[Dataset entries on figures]
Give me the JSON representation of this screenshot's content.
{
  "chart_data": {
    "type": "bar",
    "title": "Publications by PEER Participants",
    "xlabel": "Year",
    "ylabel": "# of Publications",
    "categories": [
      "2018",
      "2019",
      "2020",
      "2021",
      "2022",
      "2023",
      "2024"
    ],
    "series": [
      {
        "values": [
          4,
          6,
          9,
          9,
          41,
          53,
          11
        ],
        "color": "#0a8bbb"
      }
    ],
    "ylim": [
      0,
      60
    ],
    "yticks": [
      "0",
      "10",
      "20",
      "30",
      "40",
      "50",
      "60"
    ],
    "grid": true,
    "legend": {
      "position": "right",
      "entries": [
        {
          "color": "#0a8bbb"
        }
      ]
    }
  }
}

● Do this: Produce a verbatim transcription of the entries above.

● Response to the task:
Give me the JSON representation of this screenshot's content.
{
  "chart_data": {
    "type": "bar",
    "title": "Publications by PEER Participants",
    "xlabel": "Year",
    "ylabel": "# of Publications",
    "categories": [
      "2018",
      "2019",
      "2020",
      "2021",
      "2022",
      "2023",
      "2024"
    ],
    "series": [
      {
        "values": [
          4,
          6,
          9,
          9,
          41,
          53,
          11
        ],
        "color": "#0a8bbb"
      }
    ],
    "ylim": [
      0,
      60
    ],
    "yticks": [
      "0",
      "10",
      "20",
      "30",
      "40",
      "50",
      "60"
    ],
    "grid": true,
    "legend": {
      "position": "right",
      "entries": [
        {
          "color": "#0a8bbb"
        }
      ]
    }
  }
}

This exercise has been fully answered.